- Direction
Where a line contains the string "JSON", copy that line.

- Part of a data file
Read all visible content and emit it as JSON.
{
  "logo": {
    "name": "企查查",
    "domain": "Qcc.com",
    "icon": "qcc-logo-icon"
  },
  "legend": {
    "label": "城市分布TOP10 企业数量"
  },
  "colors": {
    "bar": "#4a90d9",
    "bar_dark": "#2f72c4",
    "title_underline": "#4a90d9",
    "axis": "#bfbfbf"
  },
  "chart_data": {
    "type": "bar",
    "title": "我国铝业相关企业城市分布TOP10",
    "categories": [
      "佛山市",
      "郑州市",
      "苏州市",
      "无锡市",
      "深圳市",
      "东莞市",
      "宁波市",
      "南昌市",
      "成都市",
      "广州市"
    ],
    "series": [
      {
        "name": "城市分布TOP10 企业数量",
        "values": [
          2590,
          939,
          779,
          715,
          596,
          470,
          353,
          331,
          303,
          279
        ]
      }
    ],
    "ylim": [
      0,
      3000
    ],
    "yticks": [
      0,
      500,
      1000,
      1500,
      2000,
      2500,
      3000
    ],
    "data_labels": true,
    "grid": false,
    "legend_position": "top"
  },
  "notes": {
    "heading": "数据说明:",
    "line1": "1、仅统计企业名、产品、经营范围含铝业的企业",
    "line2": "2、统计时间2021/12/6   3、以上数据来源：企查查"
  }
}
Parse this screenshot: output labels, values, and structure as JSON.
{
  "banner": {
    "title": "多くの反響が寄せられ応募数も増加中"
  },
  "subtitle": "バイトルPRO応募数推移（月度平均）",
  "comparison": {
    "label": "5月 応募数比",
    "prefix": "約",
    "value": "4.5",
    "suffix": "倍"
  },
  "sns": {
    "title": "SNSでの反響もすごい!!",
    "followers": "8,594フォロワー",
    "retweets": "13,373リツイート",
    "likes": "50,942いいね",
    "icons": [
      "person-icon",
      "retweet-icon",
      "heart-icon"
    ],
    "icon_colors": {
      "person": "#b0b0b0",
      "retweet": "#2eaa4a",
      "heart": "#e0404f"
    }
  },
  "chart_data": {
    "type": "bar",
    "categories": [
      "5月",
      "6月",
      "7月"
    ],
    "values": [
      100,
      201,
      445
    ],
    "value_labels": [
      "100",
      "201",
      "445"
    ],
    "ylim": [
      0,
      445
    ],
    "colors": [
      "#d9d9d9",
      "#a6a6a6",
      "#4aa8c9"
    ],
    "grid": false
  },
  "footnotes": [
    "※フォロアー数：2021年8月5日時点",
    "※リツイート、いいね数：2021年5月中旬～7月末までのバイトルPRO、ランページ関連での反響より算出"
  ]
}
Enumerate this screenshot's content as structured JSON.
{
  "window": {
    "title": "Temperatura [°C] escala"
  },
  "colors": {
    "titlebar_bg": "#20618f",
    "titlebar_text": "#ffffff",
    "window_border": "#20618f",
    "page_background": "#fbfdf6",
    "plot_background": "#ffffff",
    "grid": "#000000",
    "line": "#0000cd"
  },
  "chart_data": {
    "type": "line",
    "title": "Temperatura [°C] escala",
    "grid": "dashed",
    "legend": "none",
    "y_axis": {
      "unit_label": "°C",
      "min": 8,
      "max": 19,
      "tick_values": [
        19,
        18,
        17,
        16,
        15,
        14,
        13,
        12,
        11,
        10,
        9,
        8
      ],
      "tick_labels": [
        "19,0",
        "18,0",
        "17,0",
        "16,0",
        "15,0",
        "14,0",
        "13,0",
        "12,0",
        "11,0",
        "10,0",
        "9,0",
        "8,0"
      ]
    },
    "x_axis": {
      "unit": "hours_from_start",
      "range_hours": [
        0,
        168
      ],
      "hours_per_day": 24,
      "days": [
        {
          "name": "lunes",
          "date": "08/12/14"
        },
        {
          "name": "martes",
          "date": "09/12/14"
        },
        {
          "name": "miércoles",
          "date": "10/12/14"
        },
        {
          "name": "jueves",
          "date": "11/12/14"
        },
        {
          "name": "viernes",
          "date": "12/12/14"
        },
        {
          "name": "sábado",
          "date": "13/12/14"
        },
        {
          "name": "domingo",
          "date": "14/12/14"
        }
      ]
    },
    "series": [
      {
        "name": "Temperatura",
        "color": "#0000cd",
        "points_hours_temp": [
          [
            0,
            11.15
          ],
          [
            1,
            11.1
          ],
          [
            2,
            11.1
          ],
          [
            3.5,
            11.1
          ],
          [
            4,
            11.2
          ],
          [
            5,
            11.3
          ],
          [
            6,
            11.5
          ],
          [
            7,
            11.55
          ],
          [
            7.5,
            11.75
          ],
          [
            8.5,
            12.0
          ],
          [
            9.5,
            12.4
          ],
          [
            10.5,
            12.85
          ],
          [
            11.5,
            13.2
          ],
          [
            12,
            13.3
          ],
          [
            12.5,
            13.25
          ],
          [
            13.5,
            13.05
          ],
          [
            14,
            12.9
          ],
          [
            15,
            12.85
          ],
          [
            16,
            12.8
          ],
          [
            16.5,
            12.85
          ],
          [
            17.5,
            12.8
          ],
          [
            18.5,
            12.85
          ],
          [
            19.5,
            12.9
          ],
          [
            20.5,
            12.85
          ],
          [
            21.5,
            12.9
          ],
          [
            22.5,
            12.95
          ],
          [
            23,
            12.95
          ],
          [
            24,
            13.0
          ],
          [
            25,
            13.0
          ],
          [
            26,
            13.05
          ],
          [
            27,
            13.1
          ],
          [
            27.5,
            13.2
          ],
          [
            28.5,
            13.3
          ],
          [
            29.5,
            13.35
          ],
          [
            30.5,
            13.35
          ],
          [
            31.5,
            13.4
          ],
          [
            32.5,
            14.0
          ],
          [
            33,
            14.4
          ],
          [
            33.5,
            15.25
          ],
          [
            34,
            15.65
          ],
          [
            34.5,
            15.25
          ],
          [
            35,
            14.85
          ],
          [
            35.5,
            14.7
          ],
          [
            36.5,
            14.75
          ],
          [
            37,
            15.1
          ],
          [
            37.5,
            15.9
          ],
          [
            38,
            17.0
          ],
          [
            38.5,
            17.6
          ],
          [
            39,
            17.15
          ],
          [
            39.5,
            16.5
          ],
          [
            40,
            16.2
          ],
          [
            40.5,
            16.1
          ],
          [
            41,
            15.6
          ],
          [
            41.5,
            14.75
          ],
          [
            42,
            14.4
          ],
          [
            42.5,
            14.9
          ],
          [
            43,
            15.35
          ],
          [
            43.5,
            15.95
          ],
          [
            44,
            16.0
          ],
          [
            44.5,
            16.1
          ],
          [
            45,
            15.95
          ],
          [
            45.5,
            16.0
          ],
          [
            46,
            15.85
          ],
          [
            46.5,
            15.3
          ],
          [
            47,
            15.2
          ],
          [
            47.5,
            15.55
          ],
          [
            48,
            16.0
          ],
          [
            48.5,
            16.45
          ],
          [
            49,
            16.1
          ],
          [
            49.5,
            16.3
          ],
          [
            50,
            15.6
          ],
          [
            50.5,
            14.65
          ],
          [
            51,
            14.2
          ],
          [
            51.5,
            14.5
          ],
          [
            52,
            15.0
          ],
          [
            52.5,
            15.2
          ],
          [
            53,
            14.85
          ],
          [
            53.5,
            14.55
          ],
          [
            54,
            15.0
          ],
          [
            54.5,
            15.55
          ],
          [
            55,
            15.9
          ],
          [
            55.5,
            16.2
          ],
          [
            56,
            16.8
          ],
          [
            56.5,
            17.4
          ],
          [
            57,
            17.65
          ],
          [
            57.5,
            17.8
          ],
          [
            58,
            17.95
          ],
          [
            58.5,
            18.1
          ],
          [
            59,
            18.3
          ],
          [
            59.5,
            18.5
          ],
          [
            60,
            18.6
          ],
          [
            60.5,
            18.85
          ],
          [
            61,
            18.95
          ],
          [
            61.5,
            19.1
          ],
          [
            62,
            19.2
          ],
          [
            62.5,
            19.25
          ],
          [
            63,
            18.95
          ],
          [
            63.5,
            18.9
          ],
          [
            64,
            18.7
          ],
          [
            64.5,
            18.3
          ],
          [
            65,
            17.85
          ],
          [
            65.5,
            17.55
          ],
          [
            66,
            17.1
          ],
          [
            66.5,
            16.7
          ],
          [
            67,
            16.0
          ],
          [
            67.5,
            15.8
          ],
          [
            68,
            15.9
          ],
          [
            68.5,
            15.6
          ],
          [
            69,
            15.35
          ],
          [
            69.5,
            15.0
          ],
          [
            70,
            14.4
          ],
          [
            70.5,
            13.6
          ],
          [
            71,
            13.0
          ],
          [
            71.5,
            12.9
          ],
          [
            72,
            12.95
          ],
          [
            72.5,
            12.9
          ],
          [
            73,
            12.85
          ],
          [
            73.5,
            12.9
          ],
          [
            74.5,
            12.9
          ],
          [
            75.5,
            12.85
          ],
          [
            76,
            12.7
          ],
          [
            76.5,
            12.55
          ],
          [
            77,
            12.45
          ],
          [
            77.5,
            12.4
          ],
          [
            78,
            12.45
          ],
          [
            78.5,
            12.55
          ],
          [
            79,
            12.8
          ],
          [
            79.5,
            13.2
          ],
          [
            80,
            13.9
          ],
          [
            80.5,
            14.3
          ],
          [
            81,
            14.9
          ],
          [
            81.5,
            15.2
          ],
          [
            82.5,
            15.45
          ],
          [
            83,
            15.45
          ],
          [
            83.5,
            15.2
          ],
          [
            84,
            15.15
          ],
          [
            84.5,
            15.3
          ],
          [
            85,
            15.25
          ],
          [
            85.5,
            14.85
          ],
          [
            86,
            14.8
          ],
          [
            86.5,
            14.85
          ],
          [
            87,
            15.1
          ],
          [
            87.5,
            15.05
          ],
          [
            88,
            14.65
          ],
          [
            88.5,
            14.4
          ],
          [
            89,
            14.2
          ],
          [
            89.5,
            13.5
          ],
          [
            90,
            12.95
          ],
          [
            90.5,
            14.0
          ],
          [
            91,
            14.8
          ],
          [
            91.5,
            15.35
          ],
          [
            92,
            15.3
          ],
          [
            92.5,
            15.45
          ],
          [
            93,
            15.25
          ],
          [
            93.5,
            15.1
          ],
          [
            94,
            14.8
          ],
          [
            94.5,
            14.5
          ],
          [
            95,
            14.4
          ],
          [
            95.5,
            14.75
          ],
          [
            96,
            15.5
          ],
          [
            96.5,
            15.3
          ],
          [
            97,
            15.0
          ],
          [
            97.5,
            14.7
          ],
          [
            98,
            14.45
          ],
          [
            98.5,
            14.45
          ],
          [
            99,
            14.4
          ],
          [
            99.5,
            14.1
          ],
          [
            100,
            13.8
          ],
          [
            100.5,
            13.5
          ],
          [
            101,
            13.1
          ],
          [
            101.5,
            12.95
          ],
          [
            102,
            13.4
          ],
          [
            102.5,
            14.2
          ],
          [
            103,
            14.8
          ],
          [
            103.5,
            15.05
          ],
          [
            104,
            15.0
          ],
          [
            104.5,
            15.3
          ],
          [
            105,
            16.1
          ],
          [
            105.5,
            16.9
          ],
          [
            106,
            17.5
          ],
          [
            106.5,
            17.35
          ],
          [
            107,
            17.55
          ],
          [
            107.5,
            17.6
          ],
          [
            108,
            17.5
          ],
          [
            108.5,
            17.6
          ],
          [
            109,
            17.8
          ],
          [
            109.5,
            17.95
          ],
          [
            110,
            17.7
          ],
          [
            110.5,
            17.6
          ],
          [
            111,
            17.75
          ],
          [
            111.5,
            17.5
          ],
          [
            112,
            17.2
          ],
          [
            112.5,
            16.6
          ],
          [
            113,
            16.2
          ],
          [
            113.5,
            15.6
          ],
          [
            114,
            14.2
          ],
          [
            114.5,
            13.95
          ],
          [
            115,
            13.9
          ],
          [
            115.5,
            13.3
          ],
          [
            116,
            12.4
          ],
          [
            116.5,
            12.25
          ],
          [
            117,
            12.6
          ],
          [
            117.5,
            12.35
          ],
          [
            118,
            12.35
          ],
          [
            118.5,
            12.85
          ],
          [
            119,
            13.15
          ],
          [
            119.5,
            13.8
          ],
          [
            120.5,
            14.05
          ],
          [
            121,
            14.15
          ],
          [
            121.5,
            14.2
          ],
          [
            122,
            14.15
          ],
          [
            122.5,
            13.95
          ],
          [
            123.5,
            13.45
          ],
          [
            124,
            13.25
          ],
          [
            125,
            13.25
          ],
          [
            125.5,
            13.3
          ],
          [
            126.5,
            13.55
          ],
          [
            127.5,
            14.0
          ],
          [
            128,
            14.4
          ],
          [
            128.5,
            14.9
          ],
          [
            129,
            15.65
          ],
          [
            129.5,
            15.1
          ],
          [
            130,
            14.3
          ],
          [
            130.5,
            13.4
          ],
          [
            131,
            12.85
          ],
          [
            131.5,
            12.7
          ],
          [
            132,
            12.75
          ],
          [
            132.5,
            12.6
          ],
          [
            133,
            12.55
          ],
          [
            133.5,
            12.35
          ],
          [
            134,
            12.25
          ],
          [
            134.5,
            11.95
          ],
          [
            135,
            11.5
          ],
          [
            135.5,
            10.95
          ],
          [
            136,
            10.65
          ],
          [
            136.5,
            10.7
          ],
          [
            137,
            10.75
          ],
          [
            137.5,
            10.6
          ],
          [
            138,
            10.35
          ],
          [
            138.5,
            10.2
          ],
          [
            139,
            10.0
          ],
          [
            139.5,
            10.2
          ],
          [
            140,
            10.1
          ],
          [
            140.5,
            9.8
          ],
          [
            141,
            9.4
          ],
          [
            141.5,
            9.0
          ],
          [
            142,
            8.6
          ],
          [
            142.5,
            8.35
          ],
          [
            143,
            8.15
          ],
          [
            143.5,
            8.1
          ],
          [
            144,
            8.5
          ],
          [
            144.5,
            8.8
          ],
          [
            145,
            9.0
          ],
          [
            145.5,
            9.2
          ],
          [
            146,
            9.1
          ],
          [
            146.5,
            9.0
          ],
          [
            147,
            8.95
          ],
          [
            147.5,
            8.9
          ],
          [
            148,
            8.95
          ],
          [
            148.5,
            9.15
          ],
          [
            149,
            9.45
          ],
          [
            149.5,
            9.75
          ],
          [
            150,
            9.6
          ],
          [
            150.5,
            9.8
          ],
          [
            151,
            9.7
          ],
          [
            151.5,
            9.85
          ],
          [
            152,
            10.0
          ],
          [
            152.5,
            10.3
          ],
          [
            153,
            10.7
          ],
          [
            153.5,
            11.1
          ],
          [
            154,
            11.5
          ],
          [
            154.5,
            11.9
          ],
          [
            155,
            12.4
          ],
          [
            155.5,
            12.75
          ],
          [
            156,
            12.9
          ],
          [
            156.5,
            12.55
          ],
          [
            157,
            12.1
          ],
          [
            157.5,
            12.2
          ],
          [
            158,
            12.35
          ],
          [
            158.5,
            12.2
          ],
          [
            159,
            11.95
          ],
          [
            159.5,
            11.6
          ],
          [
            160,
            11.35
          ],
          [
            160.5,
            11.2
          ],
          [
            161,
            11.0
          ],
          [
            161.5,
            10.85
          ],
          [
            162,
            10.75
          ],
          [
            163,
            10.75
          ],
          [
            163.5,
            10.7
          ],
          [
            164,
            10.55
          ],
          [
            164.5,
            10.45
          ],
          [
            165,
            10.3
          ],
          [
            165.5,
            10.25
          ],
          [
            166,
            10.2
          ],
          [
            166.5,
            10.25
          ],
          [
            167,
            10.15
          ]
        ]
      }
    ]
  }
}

- Answer to the task
Read all visible content and emit it as JSON.
Parse this screenshot: output labels, values, and structure as JSON.
Enumerate this screenshot's content as structured JSON.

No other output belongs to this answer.